[Opening Extracted information section]
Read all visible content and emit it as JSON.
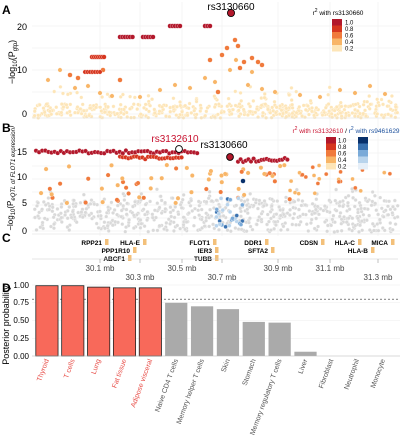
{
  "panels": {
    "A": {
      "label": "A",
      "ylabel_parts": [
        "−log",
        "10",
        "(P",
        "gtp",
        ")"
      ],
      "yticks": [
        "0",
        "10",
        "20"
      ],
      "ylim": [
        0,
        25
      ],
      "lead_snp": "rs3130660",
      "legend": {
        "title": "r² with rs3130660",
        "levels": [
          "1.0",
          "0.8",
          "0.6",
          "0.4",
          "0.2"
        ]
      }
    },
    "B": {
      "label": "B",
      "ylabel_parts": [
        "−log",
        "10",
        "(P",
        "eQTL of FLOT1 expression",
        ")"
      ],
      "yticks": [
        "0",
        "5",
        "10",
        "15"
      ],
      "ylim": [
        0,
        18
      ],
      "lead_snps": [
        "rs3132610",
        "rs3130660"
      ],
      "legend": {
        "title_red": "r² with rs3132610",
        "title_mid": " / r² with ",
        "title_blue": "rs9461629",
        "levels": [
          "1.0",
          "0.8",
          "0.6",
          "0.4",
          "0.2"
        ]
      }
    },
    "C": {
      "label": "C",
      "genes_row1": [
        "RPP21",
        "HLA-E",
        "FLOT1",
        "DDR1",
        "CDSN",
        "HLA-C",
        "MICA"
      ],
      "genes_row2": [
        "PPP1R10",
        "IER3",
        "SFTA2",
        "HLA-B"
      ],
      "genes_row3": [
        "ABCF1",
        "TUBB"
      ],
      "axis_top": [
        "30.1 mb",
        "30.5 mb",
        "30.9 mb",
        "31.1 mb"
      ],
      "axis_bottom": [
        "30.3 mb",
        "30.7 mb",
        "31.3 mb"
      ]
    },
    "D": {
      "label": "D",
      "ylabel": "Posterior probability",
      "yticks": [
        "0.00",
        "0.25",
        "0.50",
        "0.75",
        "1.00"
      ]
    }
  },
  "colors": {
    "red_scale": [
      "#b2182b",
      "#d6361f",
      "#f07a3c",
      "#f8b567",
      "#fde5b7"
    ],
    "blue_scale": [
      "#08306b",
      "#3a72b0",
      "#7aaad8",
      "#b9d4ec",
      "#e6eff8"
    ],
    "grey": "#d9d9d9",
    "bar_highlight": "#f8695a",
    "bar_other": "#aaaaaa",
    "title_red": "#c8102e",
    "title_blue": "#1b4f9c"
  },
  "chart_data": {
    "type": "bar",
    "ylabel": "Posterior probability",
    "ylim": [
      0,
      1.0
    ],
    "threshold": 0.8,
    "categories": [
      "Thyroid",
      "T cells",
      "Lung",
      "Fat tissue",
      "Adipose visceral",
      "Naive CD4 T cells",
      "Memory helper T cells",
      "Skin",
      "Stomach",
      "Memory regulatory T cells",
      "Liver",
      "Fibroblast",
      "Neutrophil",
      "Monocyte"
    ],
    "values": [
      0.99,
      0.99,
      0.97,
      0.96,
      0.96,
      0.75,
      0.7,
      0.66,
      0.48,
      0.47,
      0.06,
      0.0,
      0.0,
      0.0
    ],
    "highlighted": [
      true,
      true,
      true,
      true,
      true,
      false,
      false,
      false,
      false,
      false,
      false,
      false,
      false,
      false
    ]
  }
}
[Closing Extracted information section]
[Opening Extracted information section]
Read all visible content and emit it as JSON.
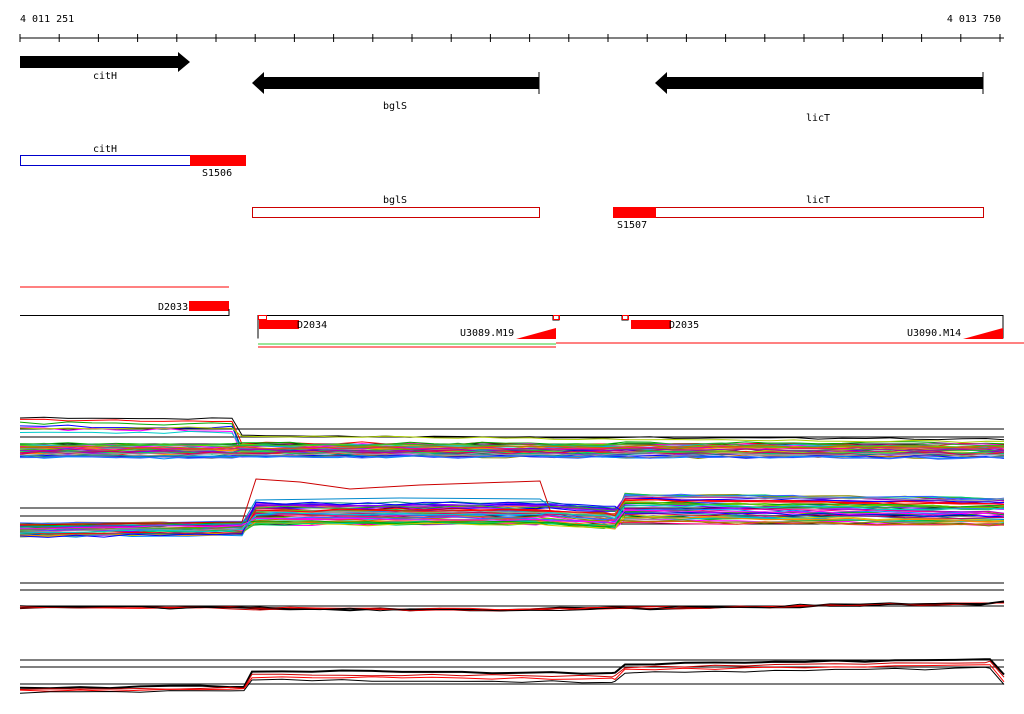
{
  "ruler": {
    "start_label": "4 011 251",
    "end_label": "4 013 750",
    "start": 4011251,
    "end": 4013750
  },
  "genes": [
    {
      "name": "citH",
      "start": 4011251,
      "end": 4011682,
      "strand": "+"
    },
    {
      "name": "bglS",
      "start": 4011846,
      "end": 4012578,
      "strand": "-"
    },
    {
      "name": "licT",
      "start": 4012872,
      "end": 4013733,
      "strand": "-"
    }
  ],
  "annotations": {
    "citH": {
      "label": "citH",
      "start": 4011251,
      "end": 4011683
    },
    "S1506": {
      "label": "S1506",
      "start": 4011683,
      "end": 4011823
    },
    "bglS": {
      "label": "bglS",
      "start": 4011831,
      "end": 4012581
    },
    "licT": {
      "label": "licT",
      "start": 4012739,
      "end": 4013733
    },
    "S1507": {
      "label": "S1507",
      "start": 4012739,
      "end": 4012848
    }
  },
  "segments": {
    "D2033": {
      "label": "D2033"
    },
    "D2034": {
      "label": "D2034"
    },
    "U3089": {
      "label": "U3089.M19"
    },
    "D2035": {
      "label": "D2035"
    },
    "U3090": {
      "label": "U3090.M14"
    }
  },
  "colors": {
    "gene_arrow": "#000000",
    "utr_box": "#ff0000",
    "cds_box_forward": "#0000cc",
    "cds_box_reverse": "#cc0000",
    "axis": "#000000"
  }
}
[Closing Extracted information section]
[Opening Extracted information section]
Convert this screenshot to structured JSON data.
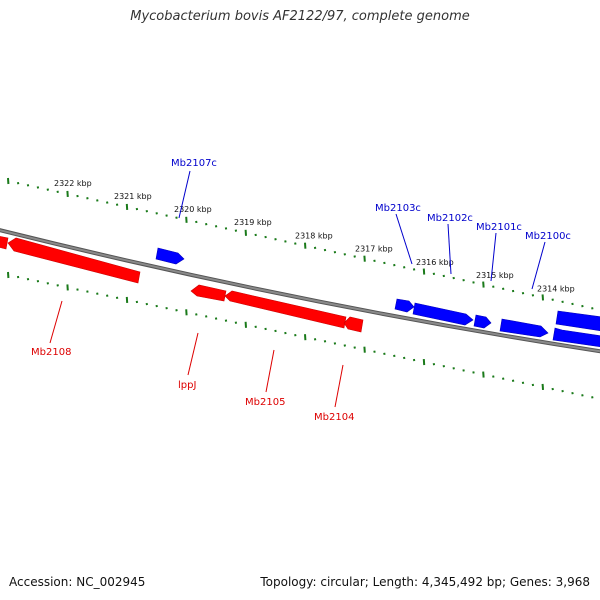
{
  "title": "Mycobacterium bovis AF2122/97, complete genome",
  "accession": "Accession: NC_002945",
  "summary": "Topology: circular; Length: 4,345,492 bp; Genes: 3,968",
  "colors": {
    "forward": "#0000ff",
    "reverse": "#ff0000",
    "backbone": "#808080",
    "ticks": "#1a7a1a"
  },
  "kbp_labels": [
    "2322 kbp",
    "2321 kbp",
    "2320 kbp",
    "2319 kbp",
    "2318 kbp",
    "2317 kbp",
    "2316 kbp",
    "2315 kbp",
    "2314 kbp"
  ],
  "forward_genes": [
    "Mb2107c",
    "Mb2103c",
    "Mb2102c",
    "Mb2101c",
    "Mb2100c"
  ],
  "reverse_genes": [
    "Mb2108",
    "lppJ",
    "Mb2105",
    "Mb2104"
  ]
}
[Closing Extracted information section]
Please filter the entries for the word "cells" and copy the lines that have it.

» Response to the exercise:
      "T cells",
      "Naive CD4 T cells",
      "Memory helper T cells",
      "Memory regulatory T cells",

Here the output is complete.